THE EXERCISE
Find the lines holding the word "assistance" and collect them.

Structured figure records

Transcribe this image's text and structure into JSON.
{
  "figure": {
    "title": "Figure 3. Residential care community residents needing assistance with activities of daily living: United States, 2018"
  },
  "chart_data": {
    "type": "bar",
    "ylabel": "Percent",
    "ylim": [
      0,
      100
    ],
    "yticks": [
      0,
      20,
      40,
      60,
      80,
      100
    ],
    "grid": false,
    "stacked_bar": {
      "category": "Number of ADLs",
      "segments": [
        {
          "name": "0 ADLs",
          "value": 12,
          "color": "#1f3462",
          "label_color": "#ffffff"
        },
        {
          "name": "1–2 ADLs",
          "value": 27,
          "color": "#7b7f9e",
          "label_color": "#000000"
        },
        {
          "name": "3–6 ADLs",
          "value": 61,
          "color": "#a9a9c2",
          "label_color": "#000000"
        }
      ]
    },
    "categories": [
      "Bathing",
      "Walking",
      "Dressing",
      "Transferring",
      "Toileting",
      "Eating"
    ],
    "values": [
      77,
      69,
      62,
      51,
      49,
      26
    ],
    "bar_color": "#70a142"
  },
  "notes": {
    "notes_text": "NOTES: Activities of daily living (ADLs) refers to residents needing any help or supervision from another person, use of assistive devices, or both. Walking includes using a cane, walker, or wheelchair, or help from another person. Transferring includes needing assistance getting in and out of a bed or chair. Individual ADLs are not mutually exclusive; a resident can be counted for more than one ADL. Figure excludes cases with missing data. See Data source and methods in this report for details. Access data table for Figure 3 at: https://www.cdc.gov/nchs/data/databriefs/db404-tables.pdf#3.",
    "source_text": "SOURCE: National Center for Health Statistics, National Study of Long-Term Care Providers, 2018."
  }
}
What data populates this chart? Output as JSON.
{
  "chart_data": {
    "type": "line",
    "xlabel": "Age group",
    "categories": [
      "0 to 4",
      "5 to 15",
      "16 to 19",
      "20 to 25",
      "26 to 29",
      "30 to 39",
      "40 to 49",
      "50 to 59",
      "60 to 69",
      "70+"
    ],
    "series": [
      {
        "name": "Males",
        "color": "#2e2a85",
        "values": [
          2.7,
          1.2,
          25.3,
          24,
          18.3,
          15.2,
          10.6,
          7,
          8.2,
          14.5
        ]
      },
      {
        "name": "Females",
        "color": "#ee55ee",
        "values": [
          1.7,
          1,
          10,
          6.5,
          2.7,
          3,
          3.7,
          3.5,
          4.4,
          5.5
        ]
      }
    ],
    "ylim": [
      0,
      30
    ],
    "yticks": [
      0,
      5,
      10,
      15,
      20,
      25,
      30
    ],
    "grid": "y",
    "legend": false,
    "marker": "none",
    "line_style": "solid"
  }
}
--
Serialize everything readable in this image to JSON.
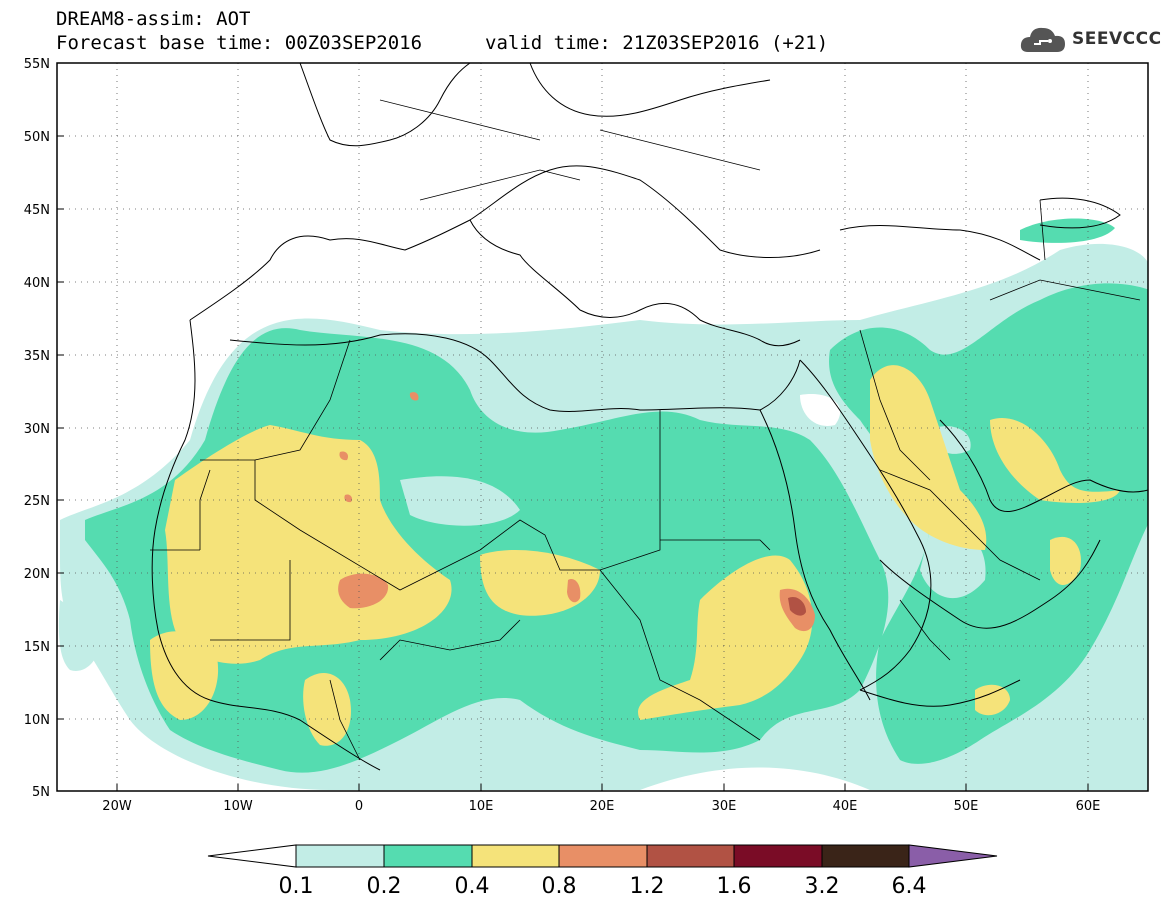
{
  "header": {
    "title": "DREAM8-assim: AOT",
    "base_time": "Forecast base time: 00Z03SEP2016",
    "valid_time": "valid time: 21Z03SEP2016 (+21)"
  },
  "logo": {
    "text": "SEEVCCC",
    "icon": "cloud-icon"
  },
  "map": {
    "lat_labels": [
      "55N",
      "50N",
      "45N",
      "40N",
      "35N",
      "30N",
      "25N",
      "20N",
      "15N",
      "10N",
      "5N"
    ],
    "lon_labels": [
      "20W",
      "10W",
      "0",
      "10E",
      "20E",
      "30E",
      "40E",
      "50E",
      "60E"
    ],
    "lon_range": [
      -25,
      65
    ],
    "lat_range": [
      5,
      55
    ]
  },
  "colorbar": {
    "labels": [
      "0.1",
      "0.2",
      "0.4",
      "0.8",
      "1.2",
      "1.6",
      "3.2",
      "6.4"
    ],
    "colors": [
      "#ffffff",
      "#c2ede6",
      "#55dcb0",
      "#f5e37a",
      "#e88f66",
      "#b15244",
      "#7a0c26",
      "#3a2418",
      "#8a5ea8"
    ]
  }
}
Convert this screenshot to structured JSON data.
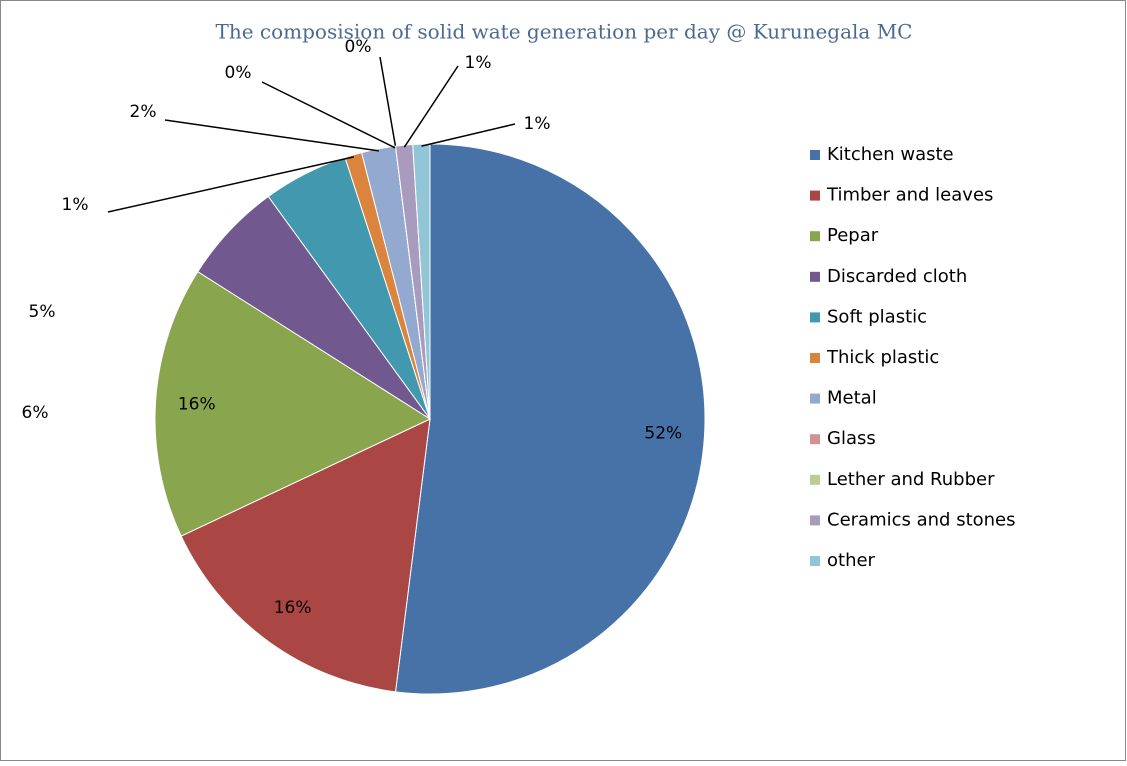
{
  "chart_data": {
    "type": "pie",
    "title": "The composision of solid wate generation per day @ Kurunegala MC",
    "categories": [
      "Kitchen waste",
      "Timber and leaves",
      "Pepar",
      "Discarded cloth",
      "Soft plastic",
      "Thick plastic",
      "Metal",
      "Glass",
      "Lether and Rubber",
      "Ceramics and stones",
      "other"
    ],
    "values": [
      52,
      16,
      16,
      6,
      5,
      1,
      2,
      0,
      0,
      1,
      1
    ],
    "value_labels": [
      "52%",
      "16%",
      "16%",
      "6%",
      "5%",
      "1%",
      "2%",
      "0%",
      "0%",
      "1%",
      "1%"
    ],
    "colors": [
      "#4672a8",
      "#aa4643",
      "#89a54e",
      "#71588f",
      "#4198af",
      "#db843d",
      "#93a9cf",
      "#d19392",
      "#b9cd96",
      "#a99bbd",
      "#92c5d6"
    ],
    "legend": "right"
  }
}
==
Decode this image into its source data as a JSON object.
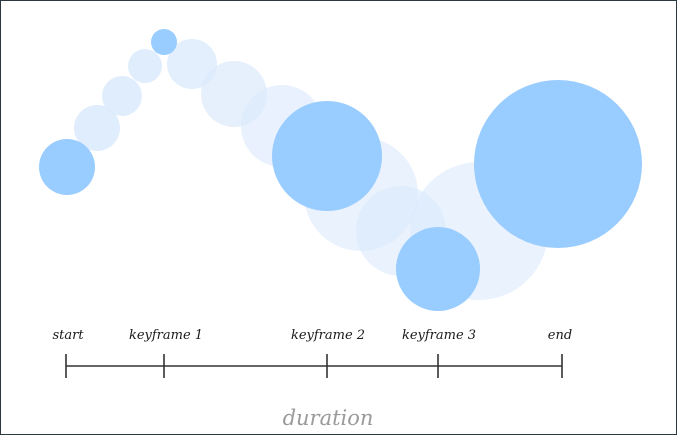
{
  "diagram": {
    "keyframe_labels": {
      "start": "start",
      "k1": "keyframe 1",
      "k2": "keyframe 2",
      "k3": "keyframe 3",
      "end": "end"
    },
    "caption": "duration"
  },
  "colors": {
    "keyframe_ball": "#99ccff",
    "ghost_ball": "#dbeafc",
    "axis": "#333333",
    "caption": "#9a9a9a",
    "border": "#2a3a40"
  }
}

TASK ANSWER
    "title": "Figure 3. Residential care community residents needing assistance with activities of daily living: United States, 2018"
    "notes_text": "NOTES: Activities of daily living (ADLs) refers to residents needing any help or supervision from another person, use of assistive devices, or both. Walking includes using a cane, walker, or wheelchair, or help from another person. Transferring includes needing assistance getting in and out of a bed or chair. Individual ADLs are not mutually exclusive; a resident can be counted for more than one ADL. Figure excludes cases with missing data. See Data source and methods in this report for details. Access data table for Figure 3 at: https://www.cdc.gov/nchs/data/databriefs/db404-tables.pdf#3.",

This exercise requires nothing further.